(SHORT PROBLEM): Which lines in the records below contain the word "transfer"? Copy each one out.

(MATERIAL SHOWN):
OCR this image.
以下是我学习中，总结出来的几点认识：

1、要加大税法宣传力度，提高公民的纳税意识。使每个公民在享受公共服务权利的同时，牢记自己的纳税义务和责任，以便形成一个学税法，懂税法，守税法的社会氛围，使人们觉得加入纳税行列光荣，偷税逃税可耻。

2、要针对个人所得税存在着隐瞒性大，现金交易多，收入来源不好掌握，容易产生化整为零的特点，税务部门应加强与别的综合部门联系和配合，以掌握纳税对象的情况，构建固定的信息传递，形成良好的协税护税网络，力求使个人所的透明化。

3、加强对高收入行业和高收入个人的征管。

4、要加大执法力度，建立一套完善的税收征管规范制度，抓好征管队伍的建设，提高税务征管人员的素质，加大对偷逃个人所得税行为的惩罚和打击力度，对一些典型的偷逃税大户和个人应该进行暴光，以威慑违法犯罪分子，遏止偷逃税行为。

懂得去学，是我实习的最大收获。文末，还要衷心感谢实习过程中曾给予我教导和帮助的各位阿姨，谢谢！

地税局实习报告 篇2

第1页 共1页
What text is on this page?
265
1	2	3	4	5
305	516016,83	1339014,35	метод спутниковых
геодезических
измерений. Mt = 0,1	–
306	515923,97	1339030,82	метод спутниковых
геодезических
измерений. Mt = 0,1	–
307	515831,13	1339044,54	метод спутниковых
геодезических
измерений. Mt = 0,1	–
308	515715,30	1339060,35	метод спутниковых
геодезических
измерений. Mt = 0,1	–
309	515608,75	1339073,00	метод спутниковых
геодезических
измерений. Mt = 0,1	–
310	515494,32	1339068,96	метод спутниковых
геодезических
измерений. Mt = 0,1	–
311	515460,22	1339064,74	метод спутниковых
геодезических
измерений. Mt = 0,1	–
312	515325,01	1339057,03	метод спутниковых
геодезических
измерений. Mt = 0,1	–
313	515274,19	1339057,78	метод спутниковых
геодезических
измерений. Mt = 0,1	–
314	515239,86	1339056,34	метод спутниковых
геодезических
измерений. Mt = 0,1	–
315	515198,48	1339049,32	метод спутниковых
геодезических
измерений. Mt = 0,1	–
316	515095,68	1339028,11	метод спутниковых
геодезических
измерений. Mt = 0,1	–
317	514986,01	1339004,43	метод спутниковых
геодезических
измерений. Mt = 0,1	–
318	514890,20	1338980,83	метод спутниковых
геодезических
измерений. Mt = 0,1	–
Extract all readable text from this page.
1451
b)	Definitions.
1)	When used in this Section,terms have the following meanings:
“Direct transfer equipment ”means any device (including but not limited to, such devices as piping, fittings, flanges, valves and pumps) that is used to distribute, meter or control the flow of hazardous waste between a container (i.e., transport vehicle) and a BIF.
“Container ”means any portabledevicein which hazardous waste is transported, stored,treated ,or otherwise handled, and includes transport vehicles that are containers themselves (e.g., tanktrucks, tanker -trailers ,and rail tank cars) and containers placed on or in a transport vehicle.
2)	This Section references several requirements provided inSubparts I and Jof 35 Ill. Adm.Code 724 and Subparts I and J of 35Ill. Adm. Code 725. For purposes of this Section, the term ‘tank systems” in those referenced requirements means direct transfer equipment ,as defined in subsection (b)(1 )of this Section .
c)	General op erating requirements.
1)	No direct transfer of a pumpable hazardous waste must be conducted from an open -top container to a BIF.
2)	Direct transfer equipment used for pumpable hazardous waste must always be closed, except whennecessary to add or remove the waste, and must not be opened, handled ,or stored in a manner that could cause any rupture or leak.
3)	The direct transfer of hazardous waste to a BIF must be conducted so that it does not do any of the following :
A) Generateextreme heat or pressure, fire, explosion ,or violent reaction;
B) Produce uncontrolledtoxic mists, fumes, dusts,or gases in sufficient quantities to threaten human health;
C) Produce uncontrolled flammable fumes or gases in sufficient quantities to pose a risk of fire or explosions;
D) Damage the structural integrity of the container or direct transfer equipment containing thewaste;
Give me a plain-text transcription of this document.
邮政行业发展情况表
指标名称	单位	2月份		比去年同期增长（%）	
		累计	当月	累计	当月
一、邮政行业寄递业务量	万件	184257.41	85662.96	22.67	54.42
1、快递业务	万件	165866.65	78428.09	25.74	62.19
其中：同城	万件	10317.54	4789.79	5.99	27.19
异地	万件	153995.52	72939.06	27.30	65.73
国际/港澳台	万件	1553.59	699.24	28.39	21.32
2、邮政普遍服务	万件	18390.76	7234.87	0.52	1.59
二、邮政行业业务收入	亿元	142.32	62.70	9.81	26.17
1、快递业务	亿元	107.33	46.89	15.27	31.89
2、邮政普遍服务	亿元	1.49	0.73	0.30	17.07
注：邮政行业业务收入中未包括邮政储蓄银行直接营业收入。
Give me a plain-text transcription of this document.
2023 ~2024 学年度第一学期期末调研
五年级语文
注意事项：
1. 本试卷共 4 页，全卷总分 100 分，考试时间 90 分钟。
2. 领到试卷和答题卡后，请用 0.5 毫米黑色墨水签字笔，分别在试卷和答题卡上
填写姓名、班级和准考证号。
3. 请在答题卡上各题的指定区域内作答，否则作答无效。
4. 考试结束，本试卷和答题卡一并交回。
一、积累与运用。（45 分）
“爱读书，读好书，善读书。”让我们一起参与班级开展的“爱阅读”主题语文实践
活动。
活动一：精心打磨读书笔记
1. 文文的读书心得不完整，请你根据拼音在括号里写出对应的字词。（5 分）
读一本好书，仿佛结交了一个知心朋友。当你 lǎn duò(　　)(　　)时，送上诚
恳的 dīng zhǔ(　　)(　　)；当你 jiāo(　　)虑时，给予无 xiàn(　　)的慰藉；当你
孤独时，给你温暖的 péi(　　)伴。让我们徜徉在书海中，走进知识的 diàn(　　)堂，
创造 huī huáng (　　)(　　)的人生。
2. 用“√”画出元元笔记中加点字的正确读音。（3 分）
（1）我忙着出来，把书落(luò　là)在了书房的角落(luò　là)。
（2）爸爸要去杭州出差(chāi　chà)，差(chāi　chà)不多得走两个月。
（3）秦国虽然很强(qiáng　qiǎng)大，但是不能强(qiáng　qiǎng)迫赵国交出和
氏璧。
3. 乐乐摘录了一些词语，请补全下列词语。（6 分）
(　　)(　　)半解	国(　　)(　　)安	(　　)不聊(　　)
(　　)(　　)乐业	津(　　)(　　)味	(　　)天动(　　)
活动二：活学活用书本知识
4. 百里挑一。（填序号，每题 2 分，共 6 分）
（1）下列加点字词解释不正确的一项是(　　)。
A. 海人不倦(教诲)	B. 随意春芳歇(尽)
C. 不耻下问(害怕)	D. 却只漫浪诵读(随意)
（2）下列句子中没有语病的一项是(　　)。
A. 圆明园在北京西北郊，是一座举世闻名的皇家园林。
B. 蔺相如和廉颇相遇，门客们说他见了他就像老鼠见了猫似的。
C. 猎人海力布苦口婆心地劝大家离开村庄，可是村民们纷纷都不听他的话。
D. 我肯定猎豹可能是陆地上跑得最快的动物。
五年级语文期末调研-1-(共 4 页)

(SOLVED EXERCISE):
“Direct transfer equipment ”means any device (including but not limited to, such devices as piping, fittings, flanges, valves and pumps) that is used to distribute, meter or control the flow of hazardous waste between a container (i.e., transport vehicle) and a BIF.
2)	This Section references several requirements provided inSubparts I and Jof 35 Ill. Adm.Code 724 and Subparts I and J of 35Ill. Adm. Code 725. For purposes of this Section, the term ‘tank systems” in those referenced requirements means direct transfer equipment ,as defined in subsection (b)(1 )of this Section .
1)	No direct transfer of a pumpable hazardous waste must be conducted from an open -top container to a BIF.
2)	Direct transfer equipment used for pumpable hazardous waste must always be closed, except whennecessary to add or remove the waste, and must not be opened, handled ,or stored in a manner that could cause any rupture or leak.
3)	The direct transfer of hazardous waste to a BIF must be conducted so that it does not do any of the following :
D) Damage the structural integrity of the container or direct transfer equipment containing thewaste;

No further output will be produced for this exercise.